# Given information
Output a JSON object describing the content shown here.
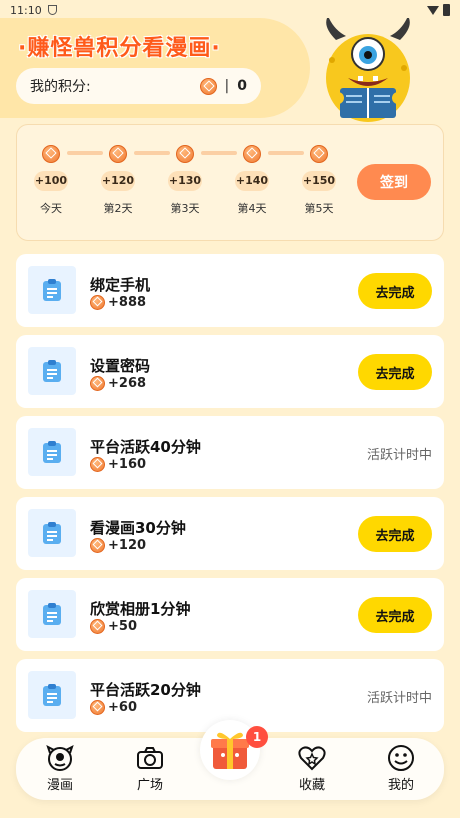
{
  "status_bar": {
    "time": "11:10"
  },
  "header": {
    "title": "·赚怪兽积分看漫画·",
    "points_label": "我的积分:",
    "points_separator": "|",
    "points_value": "0"
  },
  "checkin": {
    "days": [
      {
        "bonus": "+100",
        "label": "今天"
      },
      {
        "bonus": "+120",
        "label": "第2天"
      },
      {
        "bonus": "+130",
        "label": "第3天"
      },
      {
        "bonus": "+140",
        "label": "第4天"
      },
      {
        "bonus": "+150",
        "label": "第5天"
      }
    ],
    "button_label": "签到"
  },
  "tasks": [
    {
      "name": "绑定手机",
      "reward": "+888",
      "action": "去完成"
    },
    {
      "name": "设置密码",
      "reward": "+268",
      "action": "去完成"
    },
    {
      "name": "平台活跃40分钟",
      "reward": "+160",
      "status": "活跃计时中"
    },
    {
      "name": "看漫画30分钟",
      "reward": "+120",
      "action": "去完成"
    },
    {
      "name": "欣赏相册1分钟",
      "reward": "+50",
      "action": "去完成"
    },
    {
      "name": "平台活跃20分钟",
      "reward": "+60",
      "status": "活跃计时中"
    }
  ],
  "tabbar": {
    "items": [
      {
        "label": "漫画",
        "icon": "monster-face-icon"
      },
      {
        "label": "广场",
        "icon": "camera-icon"
      },
      {
        "label": "收藏",
        "icon": "heart-star-icon"
      },
      {
        "label": "我的",
        "icon": "smiley-icon"
      }
    ],
    "center_badge": "1",
    "center_icon": "gift-box-icon"
  },
  "colors": {
    "accent_orange": "#ff8a50",
    "title_orange": "#ff5a1a",
    "button_yellow": "#ffd800",
    "page_bg": "#fff1cf"
  }
}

# Work required
Each line containing the word "name" counts once; say how many such lines there are, giving only the number.

# The solution
6